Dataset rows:
--
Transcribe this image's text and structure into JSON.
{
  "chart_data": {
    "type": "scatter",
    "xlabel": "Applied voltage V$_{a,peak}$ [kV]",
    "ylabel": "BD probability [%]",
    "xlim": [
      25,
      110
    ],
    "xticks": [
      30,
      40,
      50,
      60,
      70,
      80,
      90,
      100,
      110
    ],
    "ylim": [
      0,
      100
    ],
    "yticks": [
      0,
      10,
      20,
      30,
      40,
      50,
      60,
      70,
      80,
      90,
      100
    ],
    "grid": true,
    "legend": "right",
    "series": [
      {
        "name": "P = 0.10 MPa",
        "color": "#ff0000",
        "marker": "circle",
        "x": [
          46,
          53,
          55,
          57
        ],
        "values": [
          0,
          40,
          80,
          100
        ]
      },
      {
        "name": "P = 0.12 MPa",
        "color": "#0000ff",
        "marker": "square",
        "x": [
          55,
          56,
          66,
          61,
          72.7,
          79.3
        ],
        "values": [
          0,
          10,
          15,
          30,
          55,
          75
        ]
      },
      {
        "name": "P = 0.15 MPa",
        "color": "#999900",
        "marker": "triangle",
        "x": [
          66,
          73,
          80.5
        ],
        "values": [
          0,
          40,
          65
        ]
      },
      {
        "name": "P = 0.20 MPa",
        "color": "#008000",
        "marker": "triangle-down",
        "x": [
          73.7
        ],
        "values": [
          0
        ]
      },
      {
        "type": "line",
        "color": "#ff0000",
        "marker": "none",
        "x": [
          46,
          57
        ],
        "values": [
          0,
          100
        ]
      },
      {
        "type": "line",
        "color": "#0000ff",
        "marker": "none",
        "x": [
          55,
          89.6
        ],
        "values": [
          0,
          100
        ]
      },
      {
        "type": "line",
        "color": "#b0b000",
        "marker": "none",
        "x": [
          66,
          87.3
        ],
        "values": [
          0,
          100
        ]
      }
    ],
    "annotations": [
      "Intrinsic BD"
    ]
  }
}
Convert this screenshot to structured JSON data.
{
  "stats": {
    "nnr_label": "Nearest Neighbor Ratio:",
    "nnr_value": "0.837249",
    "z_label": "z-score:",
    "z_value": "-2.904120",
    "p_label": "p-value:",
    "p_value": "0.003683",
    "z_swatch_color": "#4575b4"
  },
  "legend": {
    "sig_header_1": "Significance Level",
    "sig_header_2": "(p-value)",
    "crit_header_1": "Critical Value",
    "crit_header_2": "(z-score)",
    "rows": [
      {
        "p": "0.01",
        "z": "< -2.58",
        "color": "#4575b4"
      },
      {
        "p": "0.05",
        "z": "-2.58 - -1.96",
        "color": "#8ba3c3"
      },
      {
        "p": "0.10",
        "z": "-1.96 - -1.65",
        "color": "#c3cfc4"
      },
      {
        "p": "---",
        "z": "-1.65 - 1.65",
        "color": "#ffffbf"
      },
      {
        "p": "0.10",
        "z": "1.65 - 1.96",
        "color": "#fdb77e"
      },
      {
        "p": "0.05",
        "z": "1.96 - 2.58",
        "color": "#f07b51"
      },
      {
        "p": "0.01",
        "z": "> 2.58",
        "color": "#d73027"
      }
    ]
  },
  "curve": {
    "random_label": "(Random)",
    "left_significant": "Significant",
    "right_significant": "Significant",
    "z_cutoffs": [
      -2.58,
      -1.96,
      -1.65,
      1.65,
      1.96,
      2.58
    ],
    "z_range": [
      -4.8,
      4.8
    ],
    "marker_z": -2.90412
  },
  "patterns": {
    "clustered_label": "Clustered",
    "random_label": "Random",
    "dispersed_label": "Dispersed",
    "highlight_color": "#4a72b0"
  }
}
--
▶ EXERCISE TASK
Reproduce the material verbatim, line by line.

▶ TASK ANSWER
Transcribe this image's text and structure into JSON.
{
  "chart_data": {
    "type": "scatter",
    "xlabel": "Applied voltage V$_{a,peak}$ [kV]",
    "ylabel": "BD probability [%]",
    "xlim": [
      25,
      110
    ],
    "xticks": [
      30,
      40,
      50,
      60,
      70,
      80,
      90,
      100,
      110
    ],
    "ylim": [
      0,
      100
    ],
    "yticks": [
      0,
      10,
      20,
      30,
      40,
      50,
      60,
      70,
      80,
      90,
      100
    ],
    "grid": true,
    "legend": "right",
    "series": [
      {
        "name": "P = 0.10 MPa",
        "color": "#ff0000",
        "marker": "circle",
        "x": [
          46,
          53,
          55,
          57
        ],
        "values": [
          0,
          40,
          80,
          100
        ]
      },
      {
        "name": "P = 0.12 MPa",
        "color": "#0000ff",
        "marker": "square",
        "x": [
          55,
          56,
          66,
          61,
          72.7,
          79.3
        ],
        "values": [
          0,
          10,
          15,
          30,
          55,
          75
        ]
      },
      {
        "name": "P = 0.15 MPa",
        "color": "#999900",
        "marker": "triangle",
        "x": [
          66,
          73,
          80.5
        ],
        "values": [
          0,
          40,
          65
        ]
      },
      {
        "name": "P = 0.20 MPa",
        "color": "#008000",
        "marker": "triangle-down",
        "x": [
          73.7
        ],
        "values": [
          0
        ]
      },
      {
        "type": "line",
        "color": "#ff0000",
        "marker": "none",
        "x": [
          46,
          57
        ],
        "values": [
          0,
          100
        ]
      },
      {
        "type": "line",
        "color": "#0000ff",
        "marker": "none",
        "x": [
          55,
          89.6
        ],
        "values": [
          0,
          100
        ]
      },
      {
        "type": "line",
        "color": "#b0b000",
        "marker": "none",
        "x": [
          66,
          87.3
        ],
        "values": [
          0,
          100
        ]
      }
    ],
    "annotations": [
      "Intrinsic BD"
    ]
  }
}
Convert this screenshot to structured JSON data.
{
  "stats": {
    "nnr_label": "Nearest Neighbor Ratio:",
    "nnr_value": "0.837249",
    "z_label": "z-score:",
    "z_value": "-2.904120",
    "p_label": "p-value:",
    "p_value": "0.003683",
    "z_swatch_color": "#4575b4"
  },
  "legend": {
    "sig_header_1": "Significance Level",
    "sig_header_2": "(p-value)",
    "crit_header_1": "Critical Value",
    "crit_header_2": "(z-score)",
    "rows": [
      {
        "p": "0.01",
        "z": "< -2.58",
        "color": "#4575b4"
      },
      {
        "p": "0.05",
        "z": "-2.58 - -1.96",
        "color": "#8ba3c3"
      },
      {
        "p": "0.10",
        "z": "-1.96 - -1.65",
        "color": "#c3cfc4"
      },
      {
        "p": "---",
        "z": "-1.65 - 1.65",
        "color": "#ffffbf"
      },
      {
        "p": "0.10",
        "z": "1.65 - 1.96",
        "color": "#fdb77e"
      },
      {
        "p": "0.05",
        "z": "1.96 - 2.58",
        "color": "#f07b51"
      },
      {
        "p": "0.01",
        "z": "> 2.58",
        "color": "#d73027"
      }
    ]
  },
  "curve": {
    "random_label": "(Random)",
    "left_significant": "Significant",
    "right_significant": "Significant",
    "z_cutoffs": [
      -2.58,
      -1.96,
      -1.65,
      1.65,
      1.96,
      2.58
    ],
    "z_range": [
      -4.8,
      4.8
    ],
    "marker_z": -2.90412
  },
  "patterns": {
    "clustered_label": "Clustered",
    "random_label": "Random",
    "dispersed_label": "Dispersed",
    "highlight_color": "#4a72b0"
  }
}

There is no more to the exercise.